» **The problem**: Pictures do not belong in the copy; restate the records below word for word.

(Data entries for graphics)
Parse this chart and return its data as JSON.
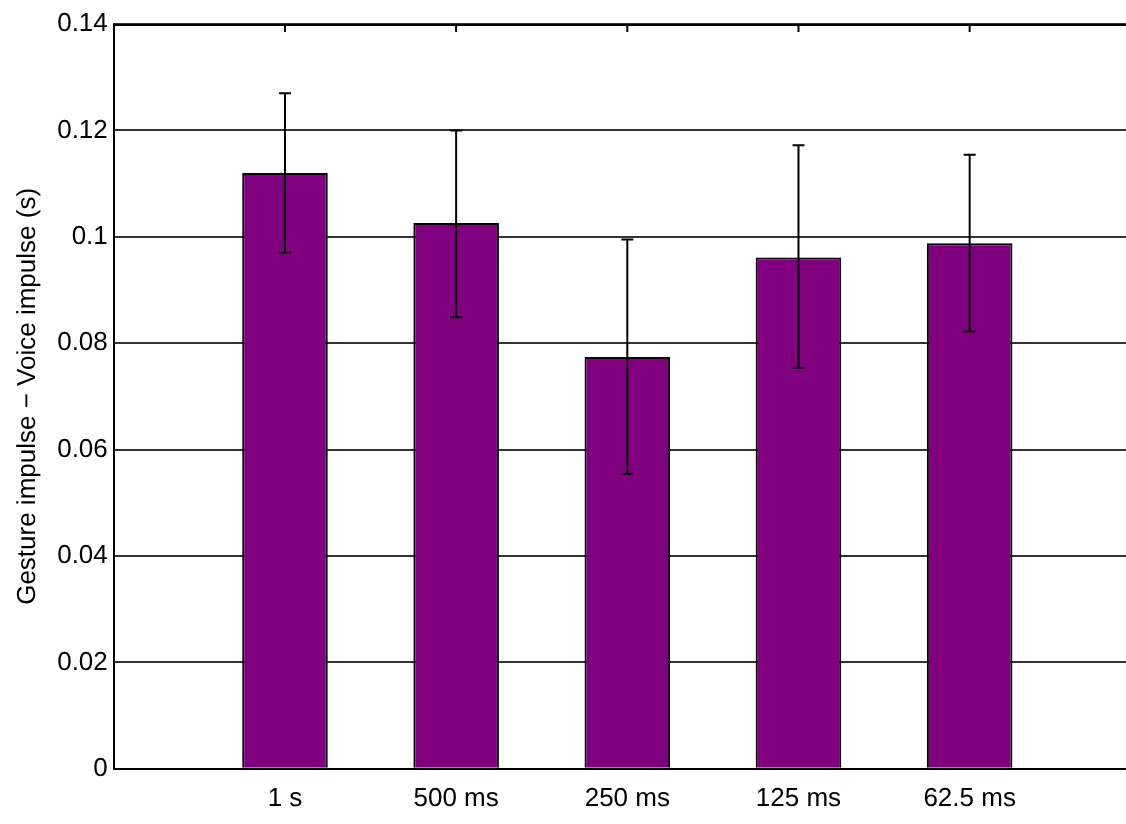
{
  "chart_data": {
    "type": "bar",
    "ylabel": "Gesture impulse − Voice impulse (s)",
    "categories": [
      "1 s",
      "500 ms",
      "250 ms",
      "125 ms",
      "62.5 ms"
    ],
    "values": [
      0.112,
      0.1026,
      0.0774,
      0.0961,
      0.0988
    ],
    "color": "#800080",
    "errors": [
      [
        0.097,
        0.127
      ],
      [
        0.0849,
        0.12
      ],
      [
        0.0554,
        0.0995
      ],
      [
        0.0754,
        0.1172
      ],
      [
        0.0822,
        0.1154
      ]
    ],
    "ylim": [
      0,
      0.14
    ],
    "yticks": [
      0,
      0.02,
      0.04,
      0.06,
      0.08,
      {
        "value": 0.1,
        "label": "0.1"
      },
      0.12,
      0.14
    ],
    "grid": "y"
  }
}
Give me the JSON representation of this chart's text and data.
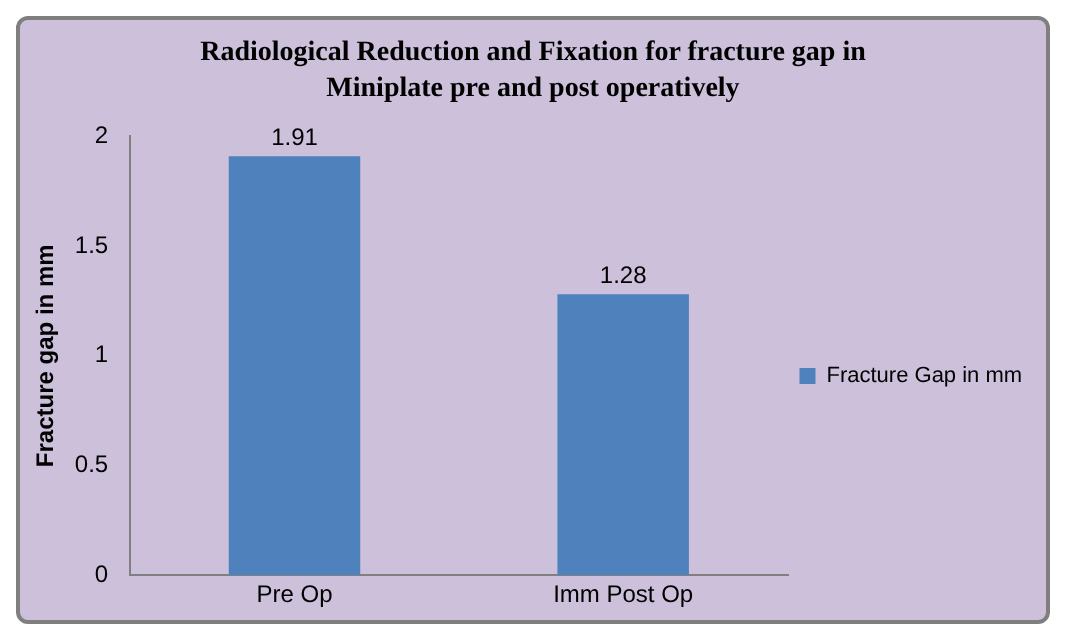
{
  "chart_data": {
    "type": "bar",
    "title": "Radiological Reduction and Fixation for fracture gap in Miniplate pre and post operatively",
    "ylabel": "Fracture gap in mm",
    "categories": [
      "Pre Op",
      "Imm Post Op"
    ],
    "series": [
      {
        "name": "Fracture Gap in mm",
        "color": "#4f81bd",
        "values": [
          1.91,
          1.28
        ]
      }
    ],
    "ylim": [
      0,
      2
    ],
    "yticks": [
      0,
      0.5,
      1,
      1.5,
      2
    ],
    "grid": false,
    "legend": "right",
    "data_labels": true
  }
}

» **Result for this task**:
Parse this chart and return its data as JSON.
{
  "chart_data": {
    "type": "bar",
    "ylabel": "Gesture impulse − Voice impulse (s)",
    "categories": [
      "1 s",
      "500 ms",
      "250 ms",
      "125 ms",
      "62.5 ms"
    ],
    "values": [
      0.112,
      0.1026,
      0.0774,
      0.0961,
      0.0988
    ],
    "color": "#800080",
    "errors": [
      [
        0.097,
        0.127
      ],
      [
        0.0849,
        0.12
      ],
      [
        0.0554,
        0.0995
      ],
      [
        0.0754,
        0.1172
      ],
      [
        0.0822,
        0.1154
      ]
    ],
    "ylim": [
      0,
      0.14
    ],
    "yticks": [
      0,
      0.02,
      0.04,
      0.06,
      0.08,
      {
        "value": 0.1,
        "label": "0.1"
      },
      0.12,
      0.14
    ],
    "grid": "y"
  }
}
Give me the JSON representation of this chart's text and data.
{
  "chart_data": {
    "type": "bar",
    "title": "Radiological Reduction and Fixation for fracture gap in Miniplate pre and post operatively",
    "ylabel": "Fracture gap in mm",
    "categories": [
      "Pre Op",
      "Imm Post Op"
    ],
    "series": [
      {
        "name": "Fracture Gap in mm",
        "color": "#4f81bd",
        "values": [
          1.91,
          1.28
        ]
      }
    ],
    "ylim": [
      0,
      2
    ],
    "yticks": [
      0,
      0.5,
      1,
      1.5,
      2
    ],
    "grid": false,
    "legend": "right",
    "data_labels": true
  }
}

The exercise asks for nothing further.